— START ROWS —
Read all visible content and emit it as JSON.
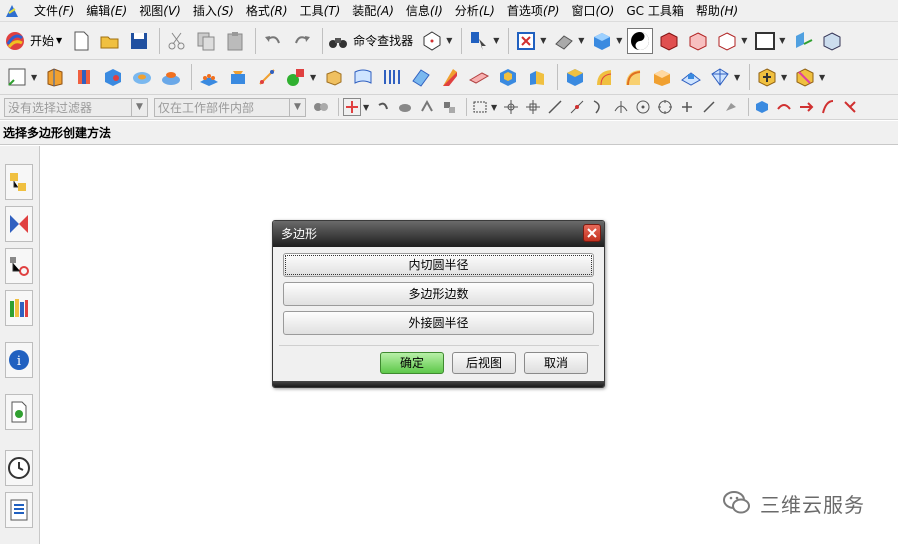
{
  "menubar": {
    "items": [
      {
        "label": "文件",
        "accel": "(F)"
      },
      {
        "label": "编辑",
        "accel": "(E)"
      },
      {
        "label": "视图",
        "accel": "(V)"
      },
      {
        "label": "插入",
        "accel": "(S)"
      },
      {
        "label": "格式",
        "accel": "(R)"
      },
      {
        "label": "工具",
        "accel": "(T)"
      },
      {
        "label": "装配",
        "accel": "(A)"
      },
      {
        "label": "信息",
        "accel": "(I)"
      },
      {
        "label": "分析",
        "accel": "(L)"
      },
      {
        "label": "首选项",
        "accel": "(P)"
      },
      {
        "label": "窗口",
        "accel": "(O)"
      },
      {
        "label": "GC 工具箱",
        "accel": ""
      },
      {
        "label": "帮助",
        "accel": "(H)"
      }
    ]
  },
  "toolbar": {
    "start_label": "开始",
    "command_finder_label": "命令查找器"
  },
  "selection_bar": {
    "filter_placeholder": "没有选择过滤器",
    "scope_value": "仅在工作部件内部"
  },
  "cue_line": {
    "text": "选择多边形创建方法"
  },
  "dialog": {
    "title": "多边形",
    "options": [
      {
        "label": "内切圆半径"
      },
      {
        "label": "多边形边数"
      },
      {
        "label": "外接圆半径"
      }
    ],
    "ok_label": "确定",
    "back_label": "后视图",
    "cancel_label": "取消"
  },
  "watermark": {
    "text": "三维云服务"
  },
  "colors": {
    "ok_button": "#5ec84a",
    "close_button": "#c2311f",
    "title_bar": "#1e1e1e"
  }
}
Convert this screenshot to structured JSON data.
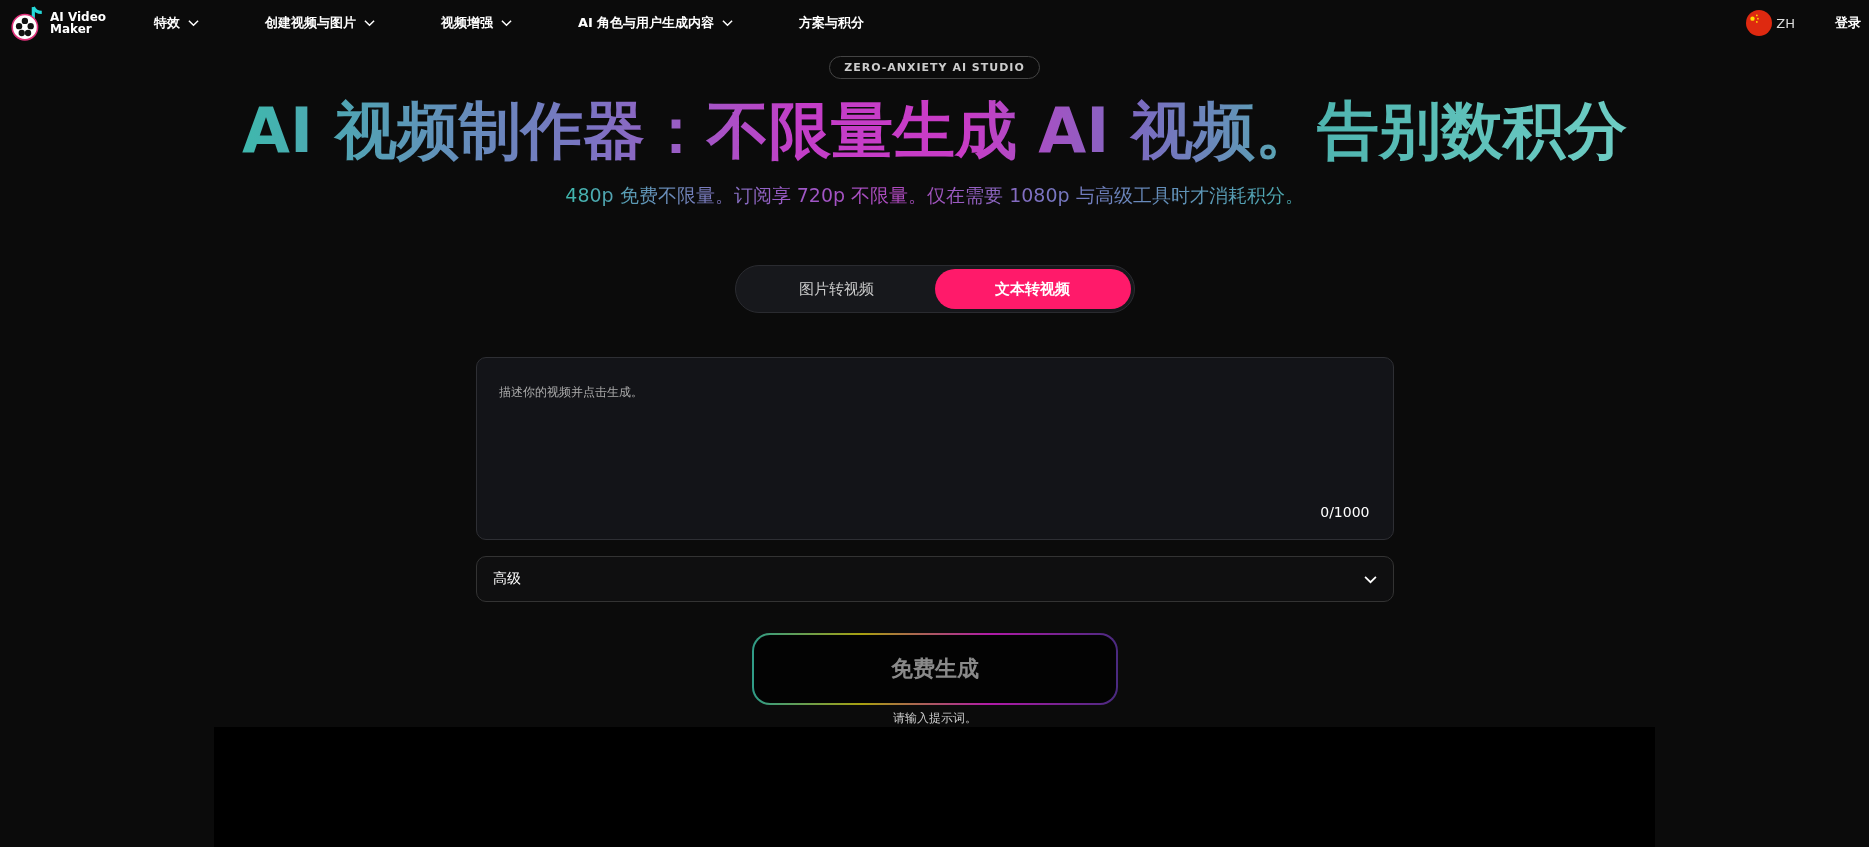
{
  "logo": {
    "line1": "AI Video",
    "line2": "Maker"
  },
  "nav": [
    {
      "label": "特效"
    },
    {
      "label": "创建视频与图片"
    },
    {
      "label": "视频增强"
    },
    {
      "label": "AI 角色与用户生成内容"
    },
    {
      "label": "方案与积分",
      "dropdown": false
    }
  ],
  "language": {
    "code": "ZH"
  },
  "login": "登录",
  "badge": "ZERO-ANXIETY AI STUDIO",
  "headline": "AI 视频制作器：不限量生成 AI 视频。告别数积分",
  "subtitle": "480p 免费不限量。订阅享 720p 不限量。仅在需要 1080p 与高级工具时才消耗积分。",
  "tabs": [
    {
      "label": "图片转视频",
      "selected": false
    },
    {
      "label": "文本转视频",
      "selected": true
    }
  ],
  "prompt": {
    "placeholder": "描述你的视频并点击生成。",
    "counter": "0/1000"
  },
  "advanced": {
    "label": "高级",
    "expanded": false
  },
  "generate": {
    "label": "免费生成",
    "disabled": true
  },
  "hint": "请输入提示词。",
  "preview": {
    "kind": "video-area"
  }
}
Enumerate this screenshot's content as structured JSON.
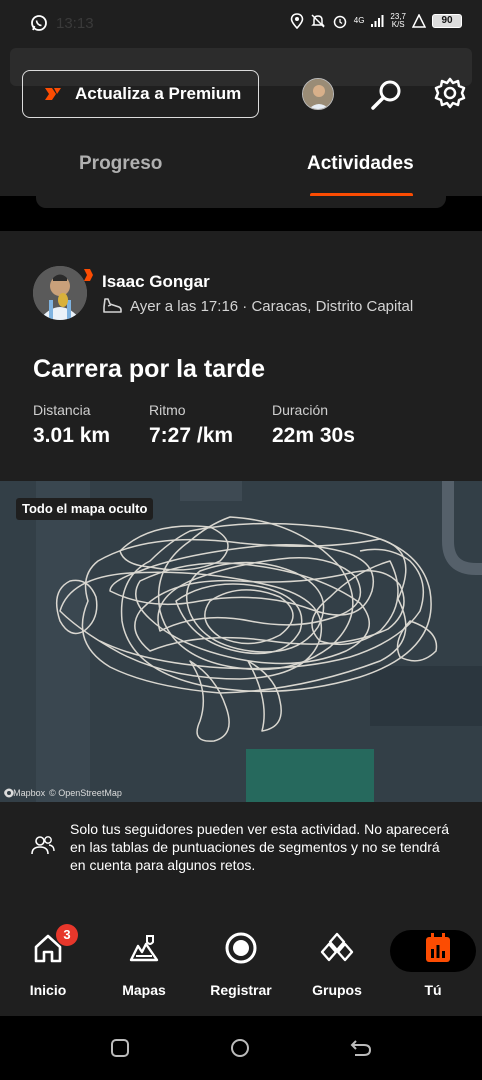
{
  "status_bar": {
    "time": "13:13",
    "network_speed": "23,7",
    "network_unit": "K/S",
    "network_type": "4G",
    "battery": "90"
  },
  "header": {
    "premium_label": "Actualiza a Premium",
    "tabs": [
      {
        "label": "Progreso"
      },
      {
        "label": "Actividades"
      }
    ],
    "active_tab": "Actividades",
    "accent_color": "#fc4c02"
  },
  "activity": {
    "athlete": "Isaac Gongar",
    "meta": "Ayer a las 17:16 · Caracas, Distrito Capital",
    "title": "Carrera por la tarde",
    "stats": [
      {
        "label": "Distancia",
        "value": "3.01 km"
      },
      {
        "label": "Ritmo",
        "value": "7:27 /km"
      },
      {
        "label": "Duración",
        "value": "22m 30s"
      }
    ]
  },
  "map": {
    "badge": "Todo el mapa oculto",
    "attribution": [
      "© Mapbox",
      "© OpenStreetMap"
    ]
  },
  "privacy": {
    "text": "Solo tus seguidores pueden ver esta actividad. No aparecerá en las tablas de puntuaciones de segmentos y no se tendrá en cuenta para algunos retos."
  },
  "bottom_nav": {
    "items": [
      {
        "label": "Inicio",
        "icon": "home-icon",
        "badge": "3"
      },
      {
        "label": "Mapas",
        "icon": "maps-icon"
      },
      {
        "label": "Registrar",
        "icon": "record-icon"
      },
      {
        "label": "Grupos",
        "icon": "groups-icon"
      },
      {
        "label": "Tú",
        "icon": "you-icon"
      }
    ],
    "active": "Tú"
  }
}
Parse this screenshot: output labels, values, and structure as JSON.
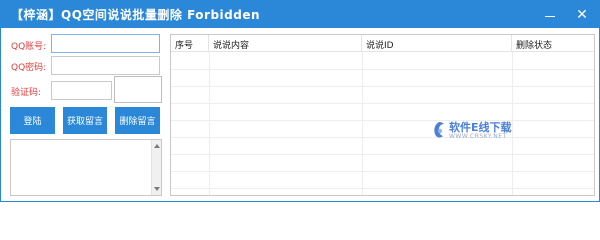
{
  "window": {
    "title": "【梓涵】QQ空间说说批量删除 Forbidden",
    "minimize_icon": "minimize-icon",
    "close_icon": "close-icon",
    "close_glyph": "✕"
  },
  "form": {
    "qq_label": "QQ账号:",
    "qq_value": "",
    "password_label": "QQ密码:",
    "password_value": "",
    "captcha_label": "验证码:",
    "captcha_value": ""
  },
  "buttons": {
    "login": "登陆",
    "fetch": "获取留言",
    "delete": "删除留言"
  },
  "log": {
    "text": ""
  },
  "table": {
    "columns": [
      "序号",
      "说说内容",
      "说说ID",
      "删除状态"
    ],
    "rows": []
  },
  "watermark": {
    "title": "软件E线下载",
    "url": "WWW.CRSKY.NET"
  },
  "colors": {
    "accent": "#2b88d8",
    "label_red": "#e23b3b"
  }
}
— END ROWS —
- **TASK GOAL**
Copy the records word for word, leaving no picture in the copy.

- **FINISHED EXERCISE**
Read all visible content and emit it as JSON.
{
  "menubar": {
    "items": [
      {
        "label": "文件",
        "accel": "(F)"
      },
      {
        "label": "编辑",
        "accel": "(E)"
      },
      {
        "label": "视图",
        "accel": "(V)"
      },
      {
        "label": "插入",
        "accel": "(S)"
      },
      {
        "label": "格式",
        "accel": "(R)"
      },
      {
        "label": "工具",
        "accel": "(T)"
      },
      {
        "label": "装配",
        "accel": "(A)"
      },
      {
        "label": "信息",
        "accel": "(I)"
      },
      {
        "label": "分析",
        "accel": "(L)"
      },
      {
        "label": "首选项",
        "accel": "(P)"
      },
      {
        "label": "窗口",
        "accel": "(O)"
      },
      {
        "label": "GC 工具箱",
        "accel": ""
      },
      {
        "label": "帮助",
        "accel": "(H)"
      }
    ]
  },
  "toolbar": {
    "start_label": "开始",
    "command_finder_label": "命令查找器"
  },
  "selection_bar": {
    "filter_placeholder": "没有选择过滤器",
    "scope_value": "仅在工作部件内部"
  },
  "cue_line": {
    "text": "选择多边形创建方法"
  },
  "dialog": {
    "title": "多边形",
    "options": [
      {
        "label": "内切圆半径"
      },
      {
        "label": "多边形边数"
      },
      {
        "label": "外接圆半径"
      }
    ],
    "ok_label": "确定",
    "back_label": "后视图",
    "cancel_label": "取消"
  },
  "watermark": {
    "text": "三维云服务"
  },
  "colors": {
    "ok_button": "#5ec84a",
    "close_button": "#c2311f",
    "title_bar": "#1e1e1e"
  }
}
Convert this screenshot to structured JSON data.
{
  "logo": {
    "line1": "AI Video",
    "line2": "Maker"
  },
  "nav": [
    {
      "label": "特效"
    },
    {
      "label": "创建视频与图片"
    },
    {
      "label": "视频增强"
    },
    {
      "label": "AI 角色与用户生成内容"
    },
    {
      "label": "方案与积分",
      "dropdown": false
    }
  ],
  "language": {
    "code": "ZH"
  },
  "login": "登录",
  "badge": "ZERO-ANXIETY AI STUDIO",
  "headline": "AI 视频制作器：不限量生成 AI 视频。告别数积分",
  "subtitle": "480p 免费不限量。订阅享 720p 不限量。仅在需要 1080p 与高级工具时才消耗积分。",
  "tabs": [
    {
      "label": "图片转视频",
      "selected": false
    },
    {
      "label": "文本转视频",
      "selected": true
    }
  ],
  "prompt": {
    "placeholder": "描述你的视频并点击生成。",
    "counter": "0/1000"
  },
  "advanced": {
    "label": "高级",
    "expanded": false
  },
  "generate": {
    "label": "免费生成",
    "disabled": true
  },
  "hint": "请输入提示词。",
  "preview": {
    "kind": "video-area"
  }
}
Enumerate this screenshot's content as structured JSON.
{
  "status_bar": {
    "time": "13:13",
    "network_speed": "23,7",
    "network_unit": "K/S",
    "network_type": "4G",
    "battery": "90"
  },
  "header": {
    "premium_label": "Actualiza a Premium",
    "tabs": [
      {
        "label": "Progreso"
      },
      {
        "label": "Actividades"
      }
    ],
    "active_tab": "Actividades",
    "accent_color": "#fc4c02"
  },
  "activity": {
    "athlete": "Isaac Gongar",
    "meta": "Ayer a las 17:16 · Caracas, Distrito Capital",
    "title": "Carrera por la tarde",
    "stats": [
      {
        "label": "Distancia",
        "value": "3.01 km"
      },
      {
        "label": "Ritmo",
        "value": "7:27 /km"
      },
      {
        "label": "Duración",
        "value": "22m 30s"
      }
    ]
  },
  "map": {
    "badge": "Todo el mapa oculto",
    "attribution": [
      "© Mapbox",
      "© OpenStreetMap"
    ]
  },
  "privacy": {
    "text": "Solo tus seguidores pueden ver esta actividad. No aparecerá en las tablas de puntuaciones de segmentos y no se tendrá en cuenta para algunos retos."
  },
  "bottom_nav": {
    "items": [
      {
        "label": "Inicio",
        "icon": "home-icon",
        "badge": "3"
      },
      {
        "label": "Mapas",
        "icon": "maps-icon"
      },
      {
        "label": "Registrar",
        "icon": "record-icon"
      },
      {
        "label": "Grupos",
        "icon": "groups-icon"
      },
      {
        "label": "Tú",
        "icon": "you-icon"
      }
    ],
    "active": "Tú"
  }
}
Parse this screenshot: output labels, values, and structure as JSON.
{
  "window": {
    "title": "【梓涵】QQ空间说说批量删除 Forbidden",
    "minimize_icon": "minimize-icon",
    "close_icon": "close-icon",
    "close_glyph": "✕"
  },
  "form": {
    "qq_label": "QQ账号:",
    "qq_value": "",
    "password_label": "QQ密码:",
    "password_value": "",
    "captcha_label": "验证码:",
    "captcha_value": ""
  },
  "buttons": {
    "login": "登陆",
    "fetch": "获取留言",
    "delete": "删除留言"
  },
  "log": {
    "text": ""
  },
  "table": {
    "columns": [
      "序号",
      "说说内容",
      "说说ID",
      "删除状态"
    ],
    "rows": []
  },
  "watermark": {
    "title": "软件E线下载",
    "url": "WWW.CRSKY.NET"
  },
  "colors": {
    "accent": "#2b88d8",
    "label_red": "#e23b3b"
  }
}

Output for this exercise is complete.